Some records

▼

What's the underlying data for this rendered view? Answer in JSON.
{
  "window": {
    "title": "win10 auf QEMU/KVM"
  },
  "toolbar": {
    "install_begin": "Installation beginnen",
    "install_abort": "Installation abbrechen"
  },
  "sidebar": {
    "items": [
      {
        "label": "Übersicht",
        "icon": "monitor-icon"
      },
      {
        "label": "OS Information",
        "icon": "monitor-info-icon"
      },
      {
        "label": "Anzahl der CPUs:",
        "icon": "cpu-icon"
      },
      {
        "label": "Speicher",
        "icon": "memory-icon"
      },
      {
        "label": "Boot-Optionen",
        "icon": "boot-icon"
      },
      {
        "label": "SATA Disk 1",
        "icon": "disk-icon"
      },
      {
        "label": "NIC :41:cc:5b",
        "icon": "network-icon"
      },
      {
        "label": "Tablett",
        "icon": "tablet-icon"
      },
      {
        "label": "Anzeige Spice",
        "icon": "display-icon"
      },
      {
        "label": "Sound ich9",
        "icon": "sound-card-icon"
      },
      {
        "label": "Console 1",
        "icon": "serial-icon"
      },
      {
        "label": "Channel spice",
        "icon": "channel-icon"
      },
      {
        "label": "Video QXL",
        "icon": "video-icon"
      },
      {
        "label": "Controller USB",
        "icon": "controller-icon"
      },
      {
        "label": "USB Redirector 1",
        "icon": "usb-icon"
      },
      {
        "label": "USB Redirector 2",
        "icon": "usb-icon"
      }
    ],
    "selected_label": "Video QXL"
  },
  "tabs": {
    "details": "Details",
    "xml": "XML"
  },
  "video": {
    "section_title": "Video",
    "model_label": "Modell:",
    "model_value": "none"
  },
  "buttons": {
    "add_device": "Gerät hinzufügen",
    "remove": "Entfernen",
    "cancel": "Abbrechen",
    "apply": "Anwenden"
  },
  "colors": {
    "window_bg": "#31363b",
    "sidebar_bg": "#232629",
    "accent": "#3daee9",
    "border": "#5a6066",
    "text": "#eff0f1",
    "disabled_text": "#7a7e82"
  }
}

▲
▼

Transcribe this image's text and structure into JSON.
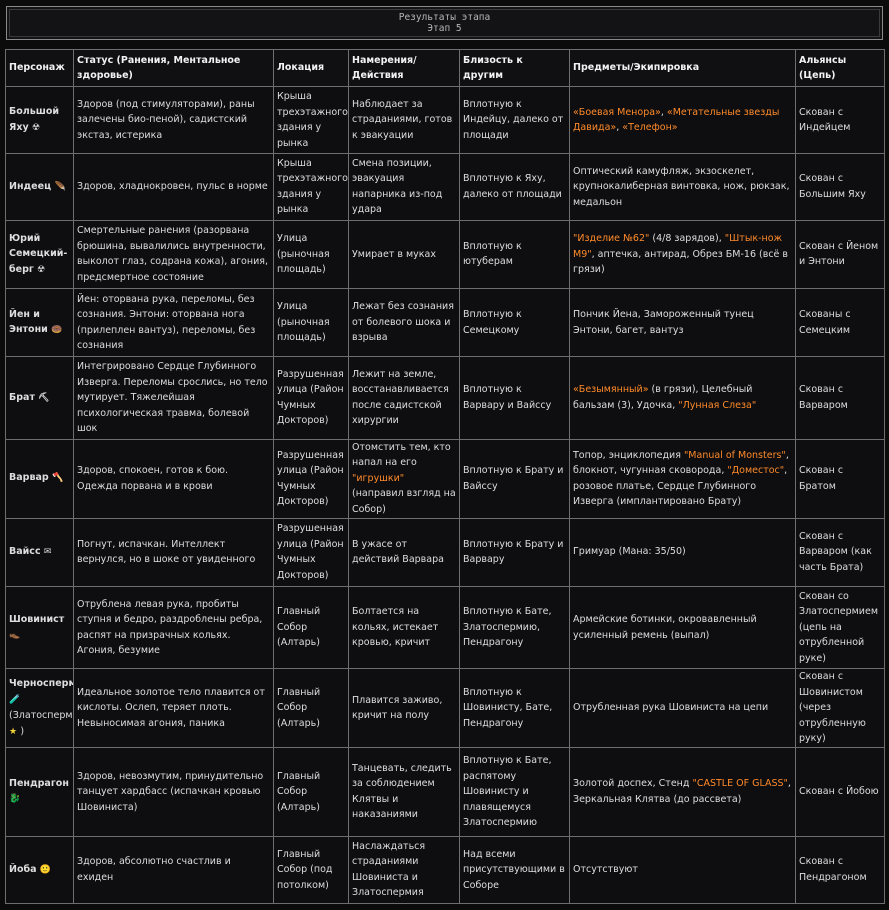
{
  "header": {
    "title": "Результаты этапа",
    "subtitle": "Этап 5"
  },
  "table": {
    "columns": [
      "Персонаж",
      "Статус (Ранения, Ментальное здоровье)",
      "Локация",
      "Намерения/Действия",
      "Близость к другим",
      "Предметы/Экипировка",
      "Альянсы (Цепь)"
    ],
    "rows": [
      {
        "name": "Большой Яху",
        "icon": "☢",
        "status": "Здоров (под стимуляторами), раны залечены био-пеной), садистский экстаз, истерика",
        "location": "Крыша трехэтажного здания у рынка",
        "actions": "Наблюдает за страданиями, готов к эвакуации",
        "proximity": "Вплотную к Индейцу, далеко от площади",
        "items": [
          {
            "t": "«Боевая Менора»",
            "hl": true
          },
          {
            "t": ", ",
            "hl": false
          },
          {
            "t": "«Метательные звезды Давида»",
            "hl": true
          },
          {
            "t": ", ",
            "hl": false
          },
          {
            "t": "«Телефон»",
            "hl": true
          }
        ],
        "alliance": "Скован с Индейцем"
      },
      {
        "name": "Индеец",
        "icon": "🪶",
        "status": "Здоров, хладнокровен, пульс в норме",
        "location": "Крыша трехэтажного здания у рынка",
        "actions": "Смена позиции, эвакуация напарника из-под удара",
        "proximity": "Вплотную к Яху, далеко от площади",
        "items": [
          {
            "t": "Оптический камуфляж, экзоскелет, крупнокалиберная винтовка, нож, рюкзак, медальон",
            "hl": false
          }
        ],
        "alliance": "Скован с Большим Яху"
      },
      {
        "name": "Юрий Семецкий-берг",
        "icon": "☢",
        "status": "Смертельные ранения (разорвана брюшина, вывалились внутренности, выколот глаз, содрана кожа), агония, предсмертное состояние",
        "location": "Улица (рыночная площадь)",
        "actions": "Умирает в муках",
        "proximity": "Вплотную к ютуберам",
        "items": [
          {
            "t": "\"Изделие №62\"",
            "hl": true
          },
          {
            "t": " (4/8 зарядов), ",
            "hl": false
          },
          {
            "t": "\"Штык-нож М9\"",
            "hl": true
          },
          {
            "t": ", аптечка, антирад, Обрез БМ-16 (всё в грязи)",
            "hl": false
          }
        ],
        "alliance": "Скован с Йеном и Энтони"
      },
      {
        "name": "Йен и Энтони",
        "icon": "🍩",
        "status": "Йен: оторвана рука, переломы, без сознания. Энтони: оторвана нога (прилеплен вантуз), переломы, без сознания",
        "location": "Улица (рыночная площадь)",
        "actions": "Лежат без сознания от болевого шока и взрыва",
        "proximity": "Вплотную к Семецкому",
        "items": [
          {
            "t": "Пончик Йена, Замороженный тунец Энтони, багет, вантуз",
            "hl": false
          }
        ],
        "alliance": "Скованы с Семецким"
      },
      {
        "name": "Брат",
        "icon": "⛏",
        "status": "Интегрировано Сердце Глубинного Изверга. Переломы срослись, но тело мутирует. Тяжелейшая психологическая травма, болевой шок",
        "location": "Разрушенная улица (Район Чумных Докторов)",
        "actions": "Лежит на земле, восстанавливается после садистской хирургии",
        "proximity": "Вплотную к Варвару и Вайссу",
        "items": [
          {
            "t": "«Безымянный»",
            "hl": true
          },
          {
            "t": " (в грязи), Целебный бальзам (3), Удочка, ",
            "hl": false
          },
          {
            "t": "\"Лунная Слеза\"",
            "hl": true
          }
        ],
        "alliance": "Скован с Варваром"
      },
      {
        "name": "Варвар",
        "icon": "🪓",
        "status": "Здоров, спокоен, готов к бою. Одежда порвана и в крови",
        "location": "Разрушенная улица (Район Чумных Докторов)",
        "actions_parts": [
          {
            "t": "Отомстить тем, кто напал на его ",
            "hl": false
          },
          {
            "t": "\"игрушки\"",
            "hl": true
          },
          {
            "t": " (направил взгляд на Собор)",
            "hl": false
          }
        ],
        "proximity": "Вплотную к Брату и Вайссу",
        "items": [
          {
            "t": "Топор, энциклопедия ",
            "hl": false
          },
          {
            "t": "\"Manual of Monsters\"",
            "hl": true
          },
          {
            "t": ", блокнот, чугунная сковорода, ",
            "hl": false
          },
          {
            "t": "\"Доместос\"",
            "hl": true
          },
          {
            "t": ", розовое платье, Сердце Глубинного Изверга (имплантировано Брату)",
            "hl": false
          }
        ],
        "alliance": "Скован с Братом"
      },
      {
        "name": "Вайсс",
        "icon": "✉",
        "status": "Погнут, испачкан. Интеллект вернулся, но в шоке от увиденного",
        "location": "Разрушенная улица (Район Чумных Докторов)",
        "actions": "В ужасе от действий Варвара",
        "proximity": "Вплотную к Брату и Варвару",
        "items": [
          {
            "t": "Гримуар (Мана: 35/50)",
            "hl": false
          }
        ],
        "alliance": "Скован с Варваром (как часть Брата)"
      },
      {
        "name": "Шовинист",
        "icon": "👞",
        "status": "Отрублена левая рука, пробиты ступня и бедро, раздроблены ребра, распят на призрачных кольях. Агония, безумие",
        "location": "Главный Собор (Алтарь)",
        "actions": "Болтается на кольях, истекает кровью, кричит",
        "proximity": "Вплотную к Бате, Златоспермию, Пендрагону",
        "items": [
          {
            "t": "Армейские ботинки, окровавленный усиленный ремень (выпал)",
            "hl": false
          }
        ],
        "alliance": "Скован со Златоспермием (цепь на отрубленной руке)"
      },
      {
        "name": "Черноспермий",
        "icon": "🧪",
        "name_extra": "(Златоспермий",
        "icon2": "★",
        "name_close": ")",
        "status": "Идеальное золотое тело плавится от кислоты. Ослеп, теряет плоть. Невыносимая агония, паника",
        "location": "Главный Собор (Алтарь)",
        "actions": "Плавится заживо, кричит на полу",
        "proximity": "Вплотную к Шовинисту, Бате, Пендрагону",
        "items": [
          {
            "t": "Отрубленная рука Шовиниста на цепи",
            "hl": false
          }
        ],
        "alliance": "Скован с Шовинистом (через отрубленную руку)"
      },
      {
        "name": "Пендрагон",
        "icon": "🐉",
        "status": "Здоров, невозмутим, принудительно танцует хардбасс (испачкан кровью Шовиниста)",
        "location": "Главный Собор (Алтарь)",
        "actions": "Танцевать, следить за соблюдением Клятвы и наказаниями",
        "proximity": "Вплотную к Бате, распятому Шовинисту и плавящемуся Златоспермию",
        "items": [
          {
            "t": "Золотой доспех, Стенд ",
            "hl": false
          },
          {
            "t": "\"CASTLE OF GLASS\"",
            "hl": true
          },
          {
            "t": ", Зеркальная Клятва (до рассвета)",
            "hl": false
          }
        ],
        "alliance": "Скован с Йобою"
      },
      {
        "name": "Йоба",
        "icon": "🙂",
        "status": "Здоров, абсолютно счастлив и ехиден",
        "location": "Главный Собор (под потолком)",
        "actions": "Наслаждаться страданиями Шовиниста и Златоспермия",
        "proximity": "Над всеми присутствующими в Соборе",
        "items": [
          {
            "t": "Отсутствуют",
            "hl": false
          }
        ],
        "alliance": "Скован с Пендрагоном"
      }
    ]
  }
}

▲
▼

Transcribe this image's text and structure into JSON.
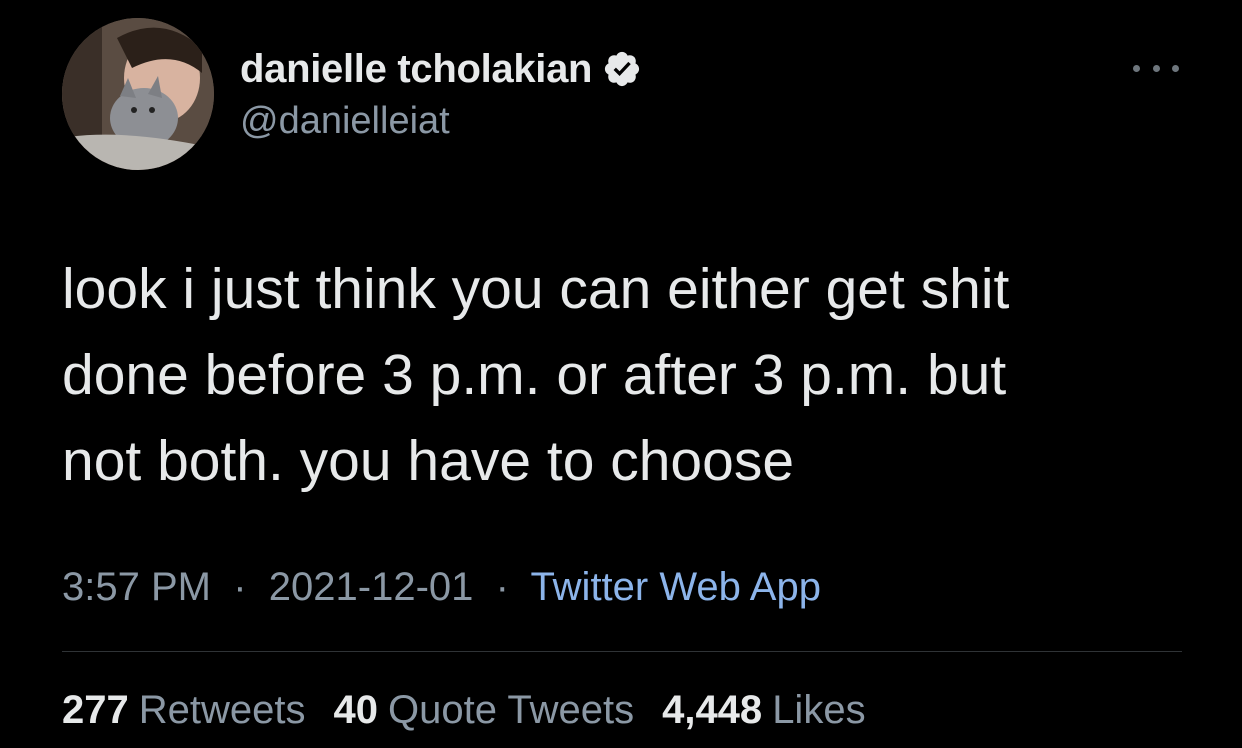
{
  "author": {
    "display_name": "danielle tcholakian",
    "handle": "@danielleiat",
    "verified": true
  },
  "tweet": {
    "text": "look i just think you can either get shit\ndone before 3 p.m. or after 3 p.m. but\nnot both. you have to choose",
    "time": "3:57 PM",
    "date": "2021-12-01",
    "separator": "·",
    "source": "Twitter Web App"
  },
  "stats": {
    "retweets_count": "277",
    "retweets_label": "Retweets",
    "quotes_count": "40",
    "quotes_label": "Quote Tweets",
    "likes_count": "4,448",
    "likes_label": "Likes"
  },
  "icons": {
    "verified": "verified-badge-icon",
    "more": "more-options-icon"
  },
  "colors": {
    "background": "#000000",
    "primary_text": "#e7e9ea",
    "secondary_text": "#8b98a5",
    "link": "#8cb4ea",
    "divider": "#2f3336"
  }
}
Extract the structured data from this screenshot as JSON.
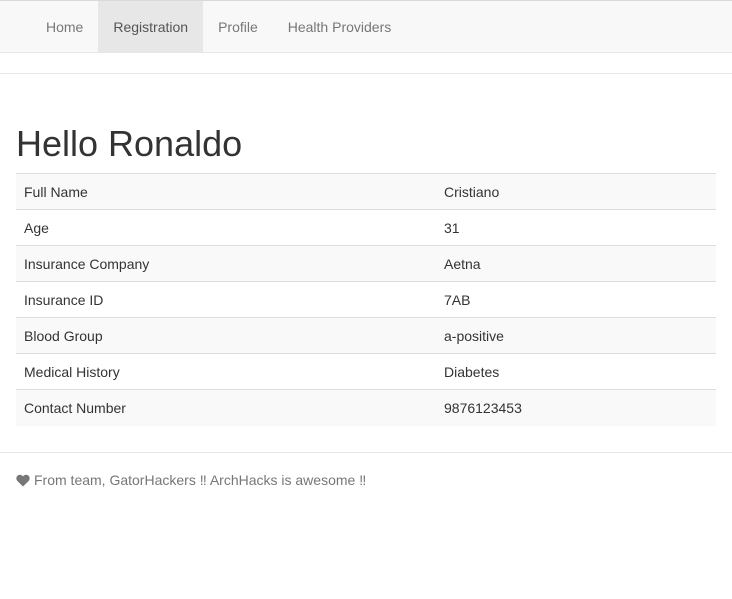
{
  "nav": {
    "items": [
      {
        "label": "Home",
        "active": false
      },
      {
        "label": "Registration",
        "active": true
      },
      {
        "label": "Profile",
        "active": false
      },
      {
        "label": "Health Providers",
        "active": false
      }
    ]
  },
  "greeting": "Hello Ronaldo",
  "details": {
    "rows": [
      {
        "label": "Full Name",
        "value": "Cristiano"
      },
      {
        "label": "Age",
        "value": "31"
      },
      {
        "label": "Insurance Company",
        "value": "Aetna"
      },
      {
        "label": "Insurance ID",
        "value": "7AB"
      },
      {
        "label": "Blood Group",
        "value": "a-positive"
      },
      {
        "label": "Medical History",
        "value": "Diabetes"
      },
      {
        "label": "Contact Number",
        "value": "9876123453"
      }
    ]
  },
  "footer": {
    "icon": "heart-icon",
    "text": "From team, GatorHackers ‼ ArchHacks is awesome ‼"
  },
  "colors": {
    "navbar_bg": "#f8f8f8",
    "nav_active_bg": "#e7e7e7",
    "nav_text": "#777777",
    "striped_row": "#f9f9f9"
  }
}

▲

> [PROBLEM]: Report how many lines in the listing include the word "Вайссу". Give nothing but the count.

> [FINISHED TASK]: 2